[start DATA FOR THIS TASK]

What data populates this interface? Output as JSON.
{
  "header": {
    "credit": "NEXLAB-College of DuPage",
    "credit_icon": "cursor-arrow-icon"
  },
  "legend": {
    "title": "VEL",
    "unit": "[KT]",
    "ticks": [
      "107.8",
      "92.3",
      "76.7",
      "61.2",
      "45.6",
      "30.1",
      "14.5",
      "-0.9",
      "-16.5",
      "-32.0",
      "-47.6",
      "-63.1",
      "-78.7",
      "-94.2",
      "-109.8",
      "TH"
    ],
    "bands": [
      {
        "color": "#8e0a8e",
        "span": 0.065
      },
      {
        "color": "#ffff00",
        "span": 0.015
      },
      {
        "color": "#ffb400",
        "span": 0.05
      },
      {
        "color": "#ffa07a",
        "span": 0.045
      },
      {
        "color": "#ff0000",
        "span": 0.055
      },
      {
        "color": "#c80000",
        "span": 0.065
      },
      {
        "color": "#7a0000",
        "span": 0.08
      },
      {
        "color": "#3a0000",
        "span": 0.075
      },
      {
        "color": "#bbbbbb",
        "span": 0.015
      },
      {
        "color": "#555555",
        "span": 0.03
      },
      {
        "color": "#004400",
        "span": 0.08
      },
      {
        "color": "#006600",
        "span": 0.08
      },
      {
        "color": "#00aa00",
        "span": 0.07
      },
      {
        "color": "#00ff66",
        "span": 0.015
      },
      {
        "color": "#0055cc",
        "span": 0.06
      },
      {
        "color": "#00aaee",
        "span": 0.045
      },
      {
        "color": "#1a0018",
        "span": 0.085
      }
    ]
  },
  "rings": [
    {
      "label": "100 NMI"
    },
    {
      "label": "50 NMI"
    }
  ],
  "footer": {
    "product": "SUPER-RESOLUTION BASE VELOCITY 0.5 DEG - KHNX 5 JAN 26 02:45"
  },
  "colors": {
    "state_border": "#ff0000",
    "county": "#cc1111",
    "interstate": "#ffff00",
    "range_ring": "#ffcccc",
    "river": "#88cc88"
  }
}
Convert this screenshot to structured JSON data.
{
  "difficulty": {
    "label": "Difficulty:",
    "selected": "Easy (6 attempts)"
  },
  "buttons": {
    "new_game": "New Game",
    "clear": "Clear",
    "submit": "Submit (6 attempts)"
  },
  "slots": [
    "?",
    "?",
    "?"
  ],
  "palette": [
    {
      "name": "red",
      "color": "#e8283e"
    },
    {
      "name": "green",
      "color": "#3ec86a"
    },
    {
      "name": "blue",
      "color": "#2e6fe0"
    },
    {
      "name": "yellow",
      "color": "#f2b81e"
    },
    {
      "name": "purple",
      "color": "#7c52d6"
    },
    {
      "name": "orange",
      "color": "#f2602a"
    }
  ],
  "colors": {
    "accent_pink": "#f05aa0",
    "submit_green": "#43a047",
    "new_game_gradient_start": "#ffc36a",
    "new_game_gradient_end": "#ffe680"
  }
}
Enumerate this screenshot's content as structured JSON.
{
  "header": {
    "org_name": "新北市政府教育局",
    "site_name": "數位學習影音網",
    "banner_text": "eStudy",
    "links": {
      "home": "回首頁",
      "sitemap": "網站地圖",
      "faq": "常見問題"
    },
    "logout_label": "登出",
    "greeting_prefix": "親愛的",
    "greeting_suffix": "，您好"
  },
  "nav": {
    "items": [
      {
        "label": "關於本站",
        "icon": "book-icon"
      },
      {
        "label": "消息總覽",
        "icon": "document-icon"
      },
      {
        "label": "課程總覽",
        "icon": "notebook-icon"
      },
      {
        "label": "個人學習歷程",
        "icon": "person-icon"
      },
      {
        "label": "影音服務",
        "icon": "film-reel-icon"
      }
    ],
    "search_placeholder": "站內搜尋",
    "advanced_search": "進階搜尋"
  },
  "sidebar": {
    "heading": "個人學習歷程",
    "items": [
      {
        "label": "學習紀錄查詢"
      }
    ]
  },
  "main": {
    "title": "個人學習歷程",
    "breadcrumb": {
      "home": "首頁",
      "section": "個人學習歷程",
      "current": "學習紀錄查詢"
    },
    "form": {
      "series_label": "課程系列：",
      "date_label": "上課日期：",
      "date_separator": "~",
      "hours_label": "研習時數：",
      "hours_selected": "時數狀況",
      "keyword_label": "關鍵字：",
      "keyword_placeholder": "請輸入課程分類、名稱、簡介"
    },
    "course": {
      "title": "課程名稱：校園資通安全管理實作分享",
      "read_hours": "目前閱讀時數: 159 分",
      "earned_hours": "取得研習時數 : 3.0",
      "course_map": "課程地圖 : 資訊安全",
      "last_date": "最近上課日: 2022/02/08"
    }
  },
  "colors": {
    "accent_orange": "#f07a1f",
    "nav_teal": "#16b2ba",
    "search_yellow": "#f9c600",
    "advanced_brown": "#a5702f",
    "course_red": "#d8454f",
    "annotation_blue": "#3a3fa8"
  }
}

[end DATA FOR THIS TASK]

Find every line that has "JSON" in it, then return those lines.

* [EXERCISE ANSWER]:
What data populates this interface? Output as JSON.
Convert this screenshot to structured JSON data.
Enumerate this screenshot's content as structured JSON.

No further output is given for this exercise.